What you need to do. Give only the number of lines in the data that contain the word "وأنا".

Task input.
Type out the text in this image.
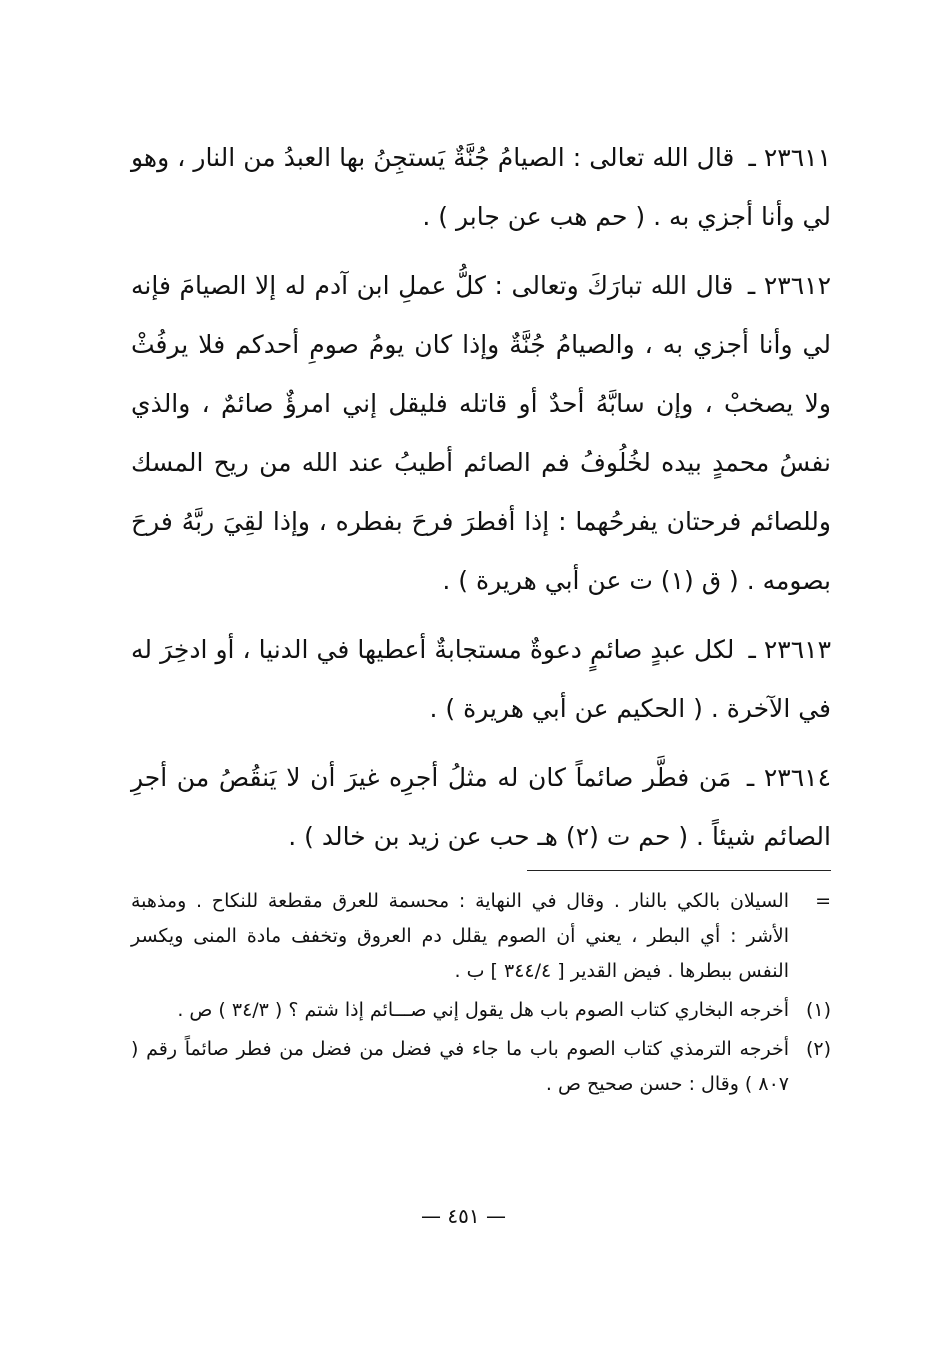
٢٣٦١١ ـ قال الله تعالى : الصيامُ جُنَّةٌ يَستجِنُ بها العبدُ من النار ، وهو لي وأنا أجزي به . ( حم هب عن جابر ) .

٢٣٦١٢ ـ قال الله تبارَكَ وتعالى : كلُّ عملِ ابن آدم له إلا الصيامَ فإنه لي وأنا أجزي به ، والصيامُ جُنَّةٌ وإذا كان يومُ صومِ أحدكم فلا يرفُثْ ولا يصخبْ ، وإن سابَّهُ أحدٌ أو قاتله فليقل إني امرؤٌ صائمٌ ، والذي نفسُ محمدٍ بيده لخُلُوفُ فم الصائم أطيبُ عند الله من ريح المسك وللصائم فرحتان يفرحُهما : إذا أفطرَ فرحَ بفطره ، وإذا لقِيَ ربَّهُ فرحَ بصومه . ( ق (١) ت عن أبي هريرة ) .

٢٣٦١٣ ـ لكل عبدٍ صائمٍ دعوةٌ مستجابةٌ أعطيها في الدنيا ، أو ادخِرَ له في الآخرة . ( الحكيم عن أبي هريرة ) .

٢٣٦١٤ ـ مَن فطَّر صائماً كان له مثلُ أجرِه غيرَ أن لا يَنقُصُ من أجرِ الصائم شيئاً . ( حم ت (٢) هـ حب عن زيد بن خالد ) .

=
السيلان بالكي بالنار . وقال في النهاية : محسمة للعرق مقطعة للنكاح . ومذهبة الأشر : أي البطر ، يعني أن الصوم يقلل دم العروق وتخفف مادة المنى ويكسر النفس ببطرها . فيض القدير [ ٣٤٤/٤ ] ب .
(١)
أخرجه البخاري كتاب الصوم باب هل يقول إني صـــائم إذا شتم ؟ ( ٣٤/٣ ) ص .
(٢)
أخرجه الترمذي كتاب الصوم باب ما جاء في فضل من فضل من فطر صائماً رقم ( ٨٠٧ ) وقال : حسن صحيح ص .
— ٤٥١ —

Exercise output. 2